-- BEGIN Dataset entries --

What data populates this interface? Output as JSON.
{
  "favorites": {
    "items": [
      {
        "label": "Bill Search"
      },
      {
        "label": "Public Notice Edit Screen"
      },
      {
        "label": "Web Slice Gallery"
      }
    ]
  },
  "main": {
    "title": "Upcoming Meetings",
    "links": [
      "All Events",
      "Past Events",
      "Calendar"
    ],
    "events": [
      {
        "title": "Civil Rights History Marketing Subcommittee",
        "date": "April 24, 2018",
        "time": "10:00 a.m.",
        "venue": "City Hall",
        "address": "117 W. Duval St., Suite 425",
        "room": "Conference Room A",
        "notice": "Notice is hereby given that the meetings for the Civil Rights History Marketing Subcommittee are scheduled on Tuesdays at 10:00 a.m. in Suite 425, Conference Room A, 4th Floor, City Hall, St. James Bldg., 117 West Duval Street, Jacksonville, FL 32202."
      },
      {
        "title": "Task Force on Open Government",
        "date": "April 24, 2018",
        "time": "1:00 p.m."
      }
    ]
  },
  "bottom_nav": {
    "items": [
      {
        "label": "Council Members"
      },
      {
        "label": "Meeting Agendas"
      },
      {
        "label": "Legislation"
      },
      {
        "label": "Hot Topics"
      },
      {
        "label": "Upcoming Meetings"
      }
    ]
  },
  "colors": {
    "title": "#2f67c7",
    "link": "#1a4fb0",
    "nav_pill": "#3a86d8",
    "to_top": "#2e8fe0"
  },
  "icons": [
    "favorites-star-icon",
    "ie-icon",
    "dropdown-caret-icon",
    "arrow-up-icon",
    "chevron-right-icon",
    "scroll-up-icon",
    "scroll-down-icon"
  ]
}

-- END Dataset entries --

Task to complete » Check each line of the entries for the string "title". Copy the lines that have it.

Response to the exercise »
    "title": "Upcoming Meetings",
        "title": "Civil Rights History Marketing Subcommittee",
        "title": "Task Force on Open Government",
    "title": "#2f67c7",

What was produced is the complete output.